#### Description of the task
Pictures do not belong in the copy; restate the records below word for word.
--------
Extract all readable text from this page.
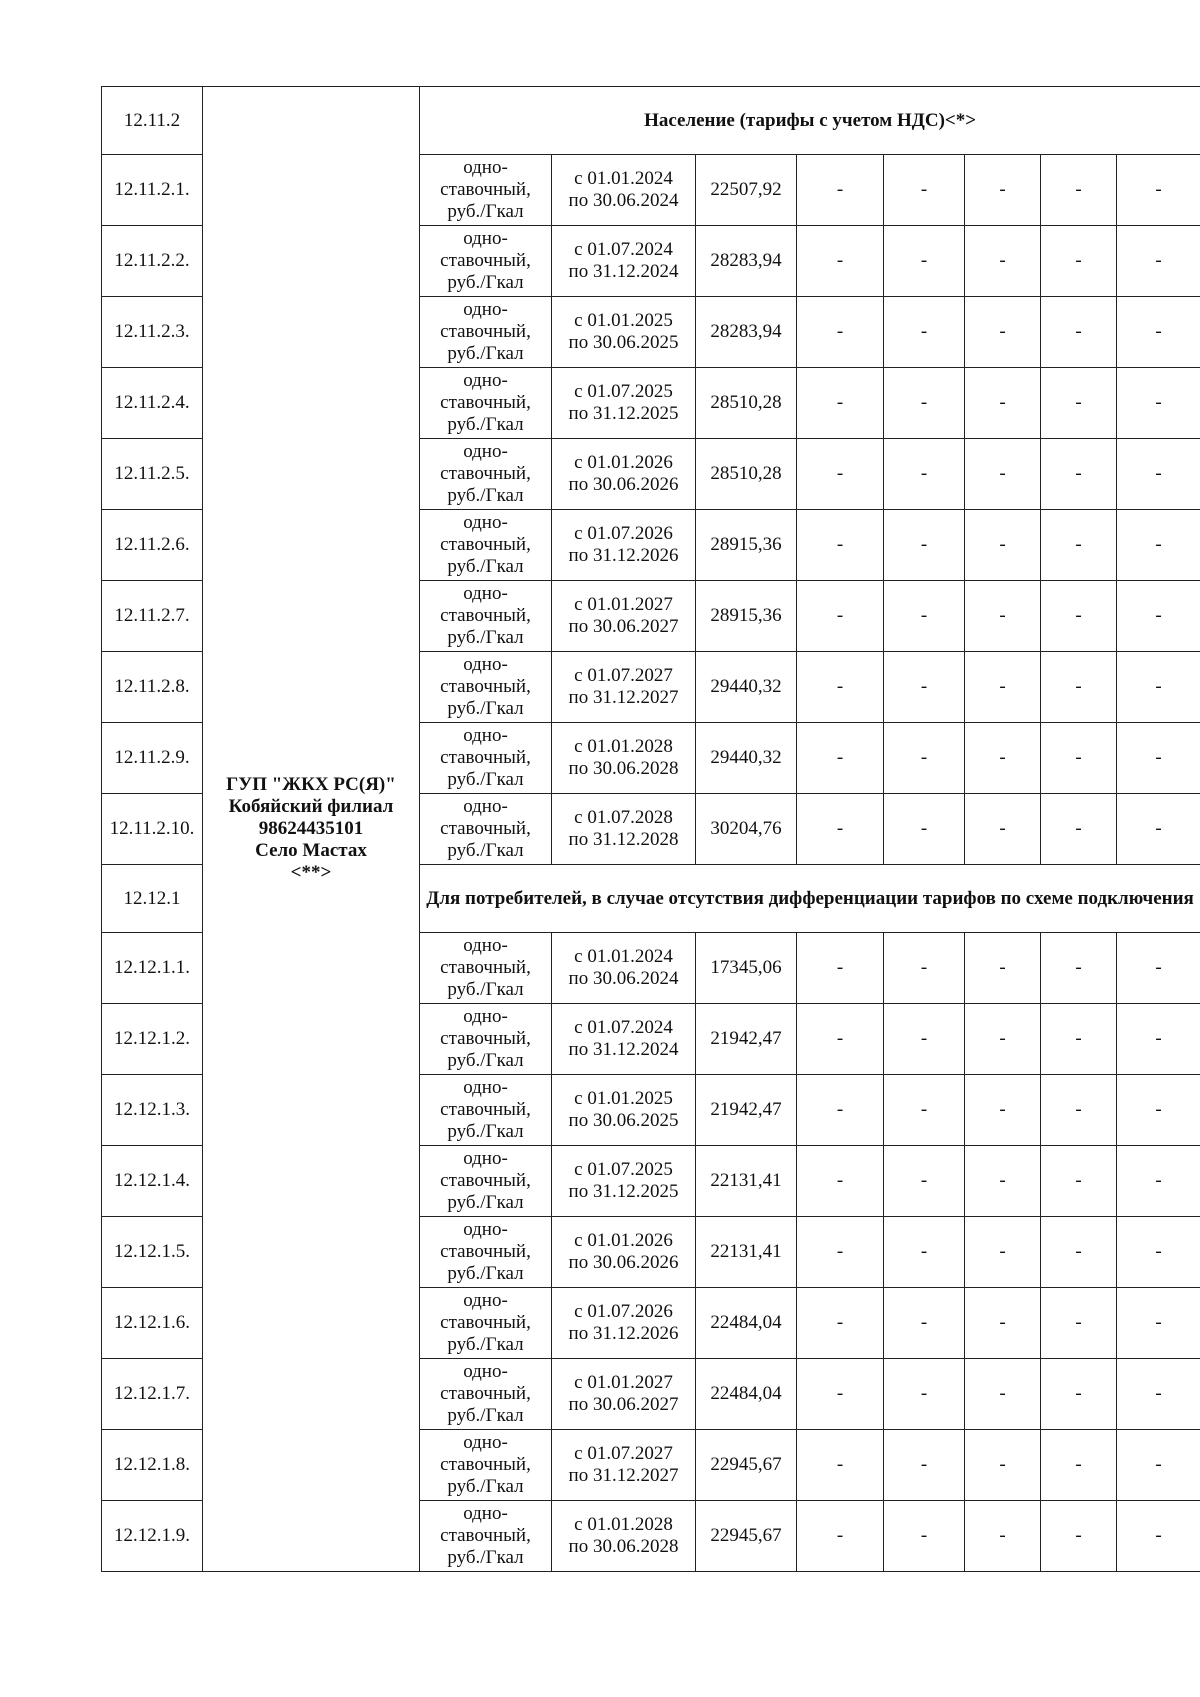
12.11.2	ГУП "ЖКХ РС(Я)"
Кобяйский филиал
98624435101
Село Мастах
<**>	Население (тарифы с учетом НДС)<*>							
12.11.2.1.		одно-ставочный, руб./Гкал	с 01.01.2024
по 30.06.2024	22507,92	-	-	-	-	-
12.11.2.2.		одно-ставочный, руб./Гкал	с 01.07.2024
по 31.12.2024	28283,94	-	-	-	-	-
12.11.2.3.		одно-ставочный, руб./Гкал	с 01.01.2025
по 30.06.2025	28283,94	-	-	-	-	-
12.11.2.4.		одно-ставочный, руб./Гкал	с 01.07.2025
по 31.12.2025	28510,28	-	-	-	-	-
12.11.2.5.		одно-ставочный, руб./Гкал	с 01.01.2026
по 30.06.2026	28510,28	-	-	-	-	-
12.11.2.6.		одно-ставочный, руб./Гкал	с 01.07.2026
по 31.12.2026	28915,36	-	-	-	-	-
12.11.2.7.		одно-ставочный, руб./Гкал	с 01.01.2027
по 30.06.2027	28915,36	-	-	-	-	-
12.11.2.8.		одно-ставочный, руб./Гкал	с 01.07.2027
по 31.12.2027	29440,32	-	-	-	-	-
12.11.2.9.		одно-ставочный, руб./Гкал	с 01.01.2028
по 30.06.2028	29440,32	-	-	-	-	-
12.11.2.10.		одно-ставочный, руб./Гкал	с 01.07.2028
по 31.12.2028	30204,76	-	-	-	-	-
12.12.1		Для потребителей, в случае отсутствия дифференциации тарифов по схеме подключения							
12.12.1.1.		одно-ставочный, руб./Гкал	с 01.01.2024
по 30.06.2024	17345,06	-	-	-	-	-
12.12.1.2.		одно-ставочный, руб./Гкал	с 01.07.2024
по 31.12.2024	21942,47	-	-	-	-	-
12.12.1.3.		одно-ставочный, руб./Гкал	с 01.01.2025
по 30.06.2025	21942,47	-	-	-	-	-
12.12.1.4.		одно-ставочный, руб./Гкал	с 01.07.2025
по 31.12.2025	22131,41	-	-	-	-	-
12.12.1.5.		одно-ставочный, руб./Гкал	с 01.01.2026
по 30.06.2026	22131,41	-	-	-	-	-
12.12.1.6.		одно-ставочный, руб./Гкал	с 01.07.2026
по 31.12.2026	22484,04	-	-	-	-	-
12.12.1.7.		одно-ставочный, руб./Гкал	с 01.01.2027
по 30.06.2027	22484,04	-	-	-	-	-
12.12.1.8.		одно-ставочный, руб./Гкал	с 01.07.2027
по 31.12.2027	22945,67	-	-	-	-	-
12.12.1.9.		одно-ставочный, руб./Гкал	с 01.01.2028
по 30.06.2028	22945,67	-	-	-	-	-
--------
#### Task output
Extract all readable text from this page.
12.11.2	ГУП "ЖКХ РС(Я)"
Кобяйский филиал
98624435101
Село Мастах
<**>	Население (тарифы с учетом НДС)<*>							
12.11.2.1.		одно-ставочный, руб./Гкал	с 01.01.2024
по 30.06.2024	22507,92	-	-	-	-	-
12.11.2.2.		одно-ставочный, руб./Гкал	с 01.07.2024
по 31.12.2024	28283,94	-	-	-	-	-
12.11.2.3.		одно-ставочный, руб./Гкал	с 01.01.2025
по 30.06.2025	28283,94	-	-	-	-	-
12.11.2.4.		одно-ставочный, руб./Гкал	с 01.07.2025
по 31.12.2025	28510,28	-	-	-	-	-
12.11.2.5.		одно-ставочный, руб./Гкал	с 01.01.2026
по 30.06.2026	28510,28	-	-	-	-	-
12.11.2.6.		одно-ставочный, руб./Гкал	с 01.07.2026
по 31.12.2026	28915,36	-	-	-	-	-
12.11.2.7.		одно-ставочный, руб./Гкал	с 01.01.2027
по 30.06.2027	28915,36	-	-	-	-	-
12.11.2.8.		одно-ставочный, руб./Гкал	с 01.07.2027
по 31.12.2027	29440,32	-	-	-	-	-
12.11.2.9.		одно-ставочный, руб./Гкал	с 01.01.2028
по 30.06.2028	29440,32	-	-	-	-	-
12.11.2.10.		одно-ставочный, руб./Гкал	с 01.07.2028
по 31.12.2028	30204,76	-	-	-	-	-
12.12.1		Для потребителей, в случае отсутствия дифференциации тарифов по схеме подключения							
12.12.1.1.		одно-ставочный, руб./Гкал	с 01.01.2024
по 30.06.2024	17345,06	-	-	-	-	-
12.12.1.2.		одно-ставочный, руб./Гкал	с 01.07.2024
по 31.12.2024	21942,47	-	-	-	-	-
12.12.1.3.		одно-ставочный, руб./Гкал	с 01.01.2025
по 30.06.2025	21942,47	-	-	-	-	-
12.12.1.4.		одно-ставочный, руб./Гкал	с 01.07.2025
по 31.12.2025	22131,41	-	-	-	-	-
12.12.1.5.		одно-ставочный, руб./Гкал	с 01.01.2026
по 30.06.2026	22131,41	-	-	-	-	-
12.12.1.6.		одно-ставочный, руб./Гкал	с 01.07.2026
по 31.12.2026	22484,04	-	-	-	-	-
12.12.1.7.		одно-ставочный, руб./Гкал	с 01.01.2027
по 30.06.2027	22484,04	-	-	-	-	-
12.12.1.8.		одно-ставочный, руб./Гкал	с 01.07.2027
по 31.12.2027	22945,67	-	-	-	-	-
12.12.1.9.		одно-ставочный, руб./Гкал	с 01.01.2028
по 30.06.2028	22945,67	-	-	-	-	-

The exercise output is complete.